- **Records for this exercise**
___
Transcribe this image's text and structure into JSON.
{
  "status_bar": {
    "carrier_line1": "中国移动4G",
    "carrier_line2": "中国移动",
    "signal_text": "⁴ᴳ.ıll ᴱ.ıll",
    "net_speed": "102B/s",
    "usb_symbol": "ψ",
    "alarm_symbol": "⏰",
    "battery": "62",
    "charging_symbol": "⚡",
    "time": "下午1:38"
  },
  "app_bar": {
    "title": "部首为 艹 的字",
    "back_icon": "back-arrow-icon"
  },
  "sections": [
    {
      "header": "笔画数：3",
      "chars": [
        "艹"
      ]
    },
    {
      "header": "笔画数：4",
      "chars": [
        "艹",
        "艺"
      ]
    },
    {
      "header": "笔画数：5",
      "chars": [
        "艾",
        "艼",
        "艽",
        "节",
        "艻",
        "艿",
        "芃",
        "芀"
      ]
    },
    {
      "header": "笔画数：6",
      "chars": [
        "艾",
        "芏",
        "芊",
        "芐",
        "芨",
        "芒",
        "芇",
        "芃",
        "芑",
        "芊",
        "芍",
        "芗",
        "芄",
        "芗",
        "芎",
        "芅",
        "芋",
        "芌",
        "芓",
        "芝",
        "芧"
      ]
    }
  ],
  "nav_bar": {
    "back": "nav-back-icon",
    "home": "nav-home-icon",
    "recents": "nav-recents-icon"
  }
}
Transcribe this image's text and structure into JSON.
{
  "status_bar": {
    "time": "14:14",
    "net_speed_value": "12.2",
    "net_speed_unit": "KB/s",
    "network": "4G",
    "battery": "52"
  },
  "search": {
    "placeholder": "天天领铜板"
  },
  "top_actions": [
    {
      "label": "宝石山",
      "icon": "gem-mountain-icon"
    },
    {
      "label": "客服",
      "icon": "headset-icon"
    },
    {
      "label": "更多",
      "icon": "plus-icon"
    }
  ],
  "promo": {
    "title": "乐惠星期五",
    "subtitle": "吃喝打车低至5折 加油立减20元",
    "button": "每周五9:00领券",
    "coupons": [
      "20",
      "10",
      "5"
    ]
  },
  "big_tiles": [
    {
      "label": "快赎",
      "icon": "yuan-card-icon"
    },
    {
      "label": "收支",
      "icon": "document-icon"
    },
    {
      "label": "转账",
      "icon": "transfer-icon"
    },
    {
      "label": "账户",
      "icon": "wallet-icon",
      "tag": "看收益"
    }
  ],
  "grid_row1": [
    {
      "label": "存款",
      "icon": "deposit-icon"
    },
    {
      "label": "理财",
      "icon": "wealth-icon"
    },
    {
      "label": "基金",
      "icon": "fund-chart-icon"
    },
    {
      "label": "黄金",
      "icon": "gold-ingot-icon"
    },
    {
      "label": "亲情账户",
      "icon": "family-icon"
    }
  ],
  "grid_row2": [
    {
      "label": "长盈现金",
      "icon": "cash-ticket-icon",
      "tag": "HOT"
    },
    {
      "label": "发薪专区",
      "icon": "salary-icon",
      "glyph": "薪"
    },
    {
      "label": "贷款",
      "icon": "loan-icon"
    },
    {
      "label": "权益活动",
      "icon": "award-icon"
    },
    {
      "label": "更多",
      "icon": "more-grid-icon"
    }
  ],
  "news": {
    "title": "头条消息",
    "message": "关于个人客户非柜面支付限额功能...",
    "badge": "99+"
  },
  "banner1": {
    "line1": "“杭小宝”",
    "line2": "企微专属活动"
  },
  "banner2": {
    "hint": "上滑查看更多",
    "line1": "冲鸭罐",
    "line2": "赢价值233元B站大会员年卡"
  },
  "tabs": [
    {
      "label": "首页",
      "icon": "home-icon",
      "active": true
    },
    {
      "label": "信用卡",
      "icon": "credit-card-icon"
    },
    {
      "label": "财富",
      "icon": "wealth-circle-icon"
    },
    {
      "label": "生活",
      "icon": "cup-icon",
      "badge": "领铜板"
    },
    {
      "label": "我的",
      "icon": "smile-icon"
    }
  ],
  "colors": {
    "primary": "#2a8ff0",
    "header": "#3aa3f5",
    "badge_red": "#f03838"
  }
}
___
- **What is required**
Repeat every record exactly as written, please.

- **Solution**
Transcribe this image's text and structure into JSON.
{
  "status_bar": {
    "carrier_line1": "中国移动4G",
    "carrier_line2": "中国移动",
    "signal_text": "⁴ᴳ.ıll ᴱ.ıll",
    "net_speed": "102B/s",
    "usb_symbol": "ψ",
    "alarm_symbol": "⏰",
    "battery": "62",
    "charging_symbol": "⚡",
    "time": "下午1:38"
  },
  "app_bar": {
    "title": "部首为 艹 的字",
    "back_icon": "back-arrow-icon"
  },
  "sections": [
    {
      "header": "笔画数：3",
      "chars": [
        "艹"
      ]
    },
    {
      "header": "笔画数：4",
      "chars": [
        "艹",
        "艺"
      ]
    },
    {
      "header": "笔画数：5",
      "chars": [
        "艾",
        "艼",
        "艽",
        "节",
        "艻",
        "艿",
        "芃",
        "芀"
      ]
    },
    {
      "header": "笔画数：6",
      "chars": [
        "艾",
        "芏",
        "芊",
        "芐",
        "芨",
        "芒",
        "芇",
        "芃",
        "芑",
        "芊",
        "芍",
        "芗",
        "芄",
        "芗",
        "芎",
        "芅",
        "芋",
        "芌",
        "芓",
        "芝",
        "芧"
      ]
    }
  ],
  "nav_bar": {
    "back": "nav-back-icon",
    "home": "nav-home-icon",
    "recents": "nav-recents-icon"
  }
}
Transcribe this image's text and structure into JSON.
{
  "status_bar": {
    "time": "14:14",
    "net_speed_value": "12.2",
    "net_speed_unit": "KB/s",
    "network": "4G",
    "battery": "52"
  },
  "search": {
    "placeholder": "天天领铜板"
  },
  "top_actions": [
    {
      "label": "宝石山",
      "icon": "gem-mountain-icon"
    },
    {
      "label": "客服",
      "icon": "headset-icon"
    },
    {
      "label": "更多",
      "icon": "plus-icon"
    }
  ],
  "promo": {
    "title": "乐惠星期五",
    "subtitle": "吃喝打车低至5折 加油立减20元",
    "button": "每周五9:00领券",
    "coupons": [
      "20",
      "10",
      "5"
    ]
  },
  "big_tiles": [
    {
      "label": "快赎",
      "icon": "yuan-card-icon"
    },
    {
      "label": "收支",
      "icon": "document-icon"
    },
    {
      "label": "转账",
      "icon": "transfer-icon"
    },
    {
      "label": "账户",
      "icon": "wallet-icon",
      "tag": "看收益"
    }
  ],
  "grid_row1": [
    {
      "label": "存款",
      "icon": "deposit-icon"
    },
    {
      "label": "理财",
      "icon": "wealth-icon"
    },
    {
      "label": "基金",
      "icon": "fund-chart-icon"
    },
    {
      "label": "黄金",
      "icon": "gold-ingot-icon"
    },
    {
      "label": "亲情账户",
      "icon": "family-icon"
    }
  ],
  "grid_row2": [
    {
      "label": "长盈现金",
      "icon": "cash-ticket-icon",
      "tag": "HOT"
    },
    {
      "label": "发薪专区",
      "icon": "salary-icon",
      "glyph": "薪"
    },
    {
      "label": "贷款",
      "icon": "loan-icon"
    },
    {
      "label": "权益活动",
      "icon": "award-icon"
    },
    {
      "label": "更多",
      "icon": "more-grid-icon"
    }
  ],
  "news": {
    "title": "头条消息",
    "message": "关于个人客户非柜面支付限额功能...",
    "badge": "99+"
  },
  "banner1": {
    "line1": "“杭小宝”",
    "line2": "企微专属活动"
  },
  "banner2": {
    "hint": "上滑查看更多",
    "line1": "冲鸭罐",
    "line2": "赢价值233元B站大会员年卡"
  },
  "tabs": [
    {
      "label": "首页",
      "icon": "home-icon",
      "active": true
    },
    {
      "label": "信用卡",
      "icon": "credit-card-icon"
    },
    {
      "label": "财富",
      "icon": "wealth-circle-icon"
    },
    {
      "label": "生活",
      "icon": "cup-icon",
      "badge": "领铜板"
    },
    {
      "label": "我的",
      "icon": "smile-icon"
    }
  ],
  "colors": {
    "primary": "#2a8ff0",
    "header": "#3aa3f5",
    "badge_red": "#f03838"
  }
}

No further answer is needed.